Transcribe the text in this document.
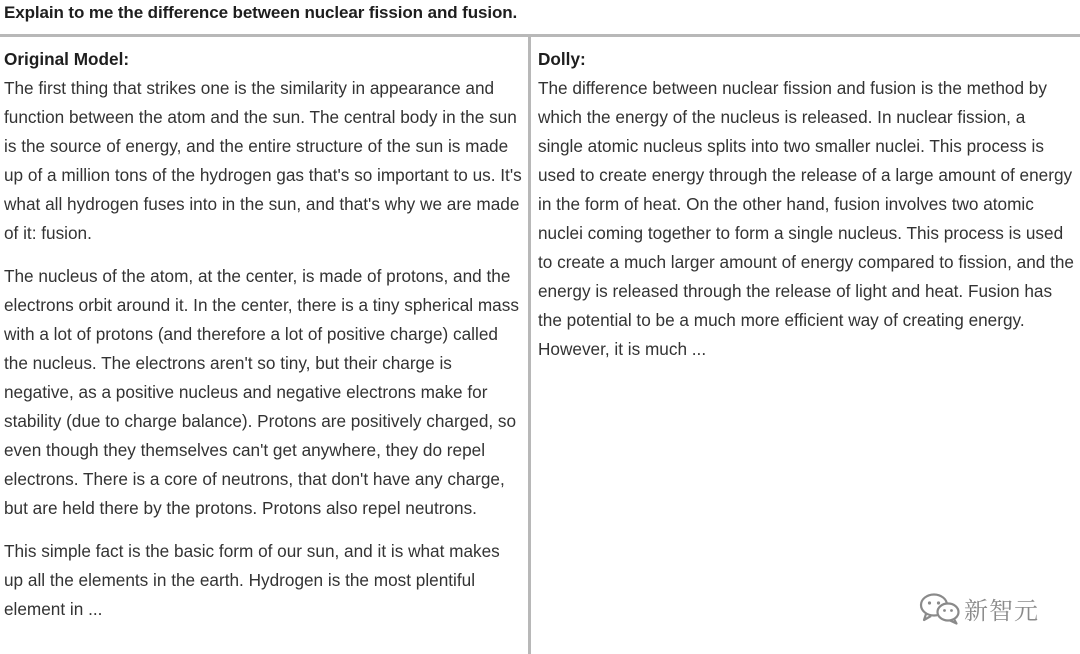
Explain to me the difference between nuclear fission and fusion.
Original Model:

The first thing that strikes one is the similarity in appearance and function between the atom and the sun. The central body in the sun is the source of energy, and the entire structure of the sun is made up of a million tons of the hydrogen gas that's so important to us. It's what all hydrogen fuses into in the sun, and that's why we are made of it: fusion.

The nucleus of the atom, at the center, is made of protons, and the electrons orbit around it. In the center, there is a tiny spherical mass with a lot of protons (and therefore a lot of positive charge) called the nucleus. The electrons aren't so tiny, but their charge is negative, as a positive nucleus and negative electrons make for stability (due to charge balance). Protons are positively charged, so even though they themselves can't get anywhere, they do repel electrons. There is a core of neutrons, that don't have any charge, but are held there by the protons. Protons also repel neutrons.

This simple fact is the basic form of our sun, and it is what makes up all the elements in the earth. Hydrogen is the most plentiful element in ...

Dolly:

The difference between nuclear fission and fusion is the method by which the energy of the nucleus is released. In nuclear fission, a single atomic nucleus splits into two smaller nuclei. This process is used to create energy through the release of a large amount of energy in the form of heat. On the other hand, fusion involves two atomic nuclei coming together to form a single nucleus. This process is used to create a much larger amount of energy compared to fission, and the energy is released through the release of light and heat. Fusion has the potential to be a much more efficient way of creating energy. However, it is much ...

新智元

□ □ □

Each record must be quoted in full and exactly. Do not include the pictures.

Transcribe the text in this document.
Explain to me the difference between nuclear fission and fusion.
Original Model:

The first thing that strikes one is the similarity in appearance and function between the atom and the sun. The central body in the sun is the source of energy, and the entire structure of the sun is made up of a million tons of the hydrogen gas that's so important to us. It's what all hydrogen fuses into in the sun, and that's why we are made of it: fusion.

The nucleus of the atom, at the center, is made of protons, and the electrons orbit around it. In the center, there is a tiny spherical mass with a lot of protons (and therefore a lot of positive charge) called the nucleus. The electrons aren't so tiny, but their charge is negative, as a positive nucleus and negative electrons make for stability (due to charge balance). Protons are positively charged, so even though they themselves can't get anywhere, they do repel electrons. There is a core of neutrons, that don't have any charge, but are held there by the protons. Protons also repel neutrons.

This simple fact is the basic form of our sun, and it is what makes up all the elements in the earth. Hydrogen is the most plentiful element in ...

Dolly:

The difference between nuclear fission and fusion is the method by which the energy of the nucleus is released. In nuclear fission, a single atomic nucleus splits into two smaller nuclei. This process is used to create energy through the release of a large amount of energy in the form of heat. On the other hand, fusion involves two atomic nuclei coming together to form a single nucleus. This process is used to create a much larger amount of energy compared to fission, and the energy is released through the release of light and heat. Fusion has the potential to be a much more efficient way of creating energy. However, it is much ...

新智元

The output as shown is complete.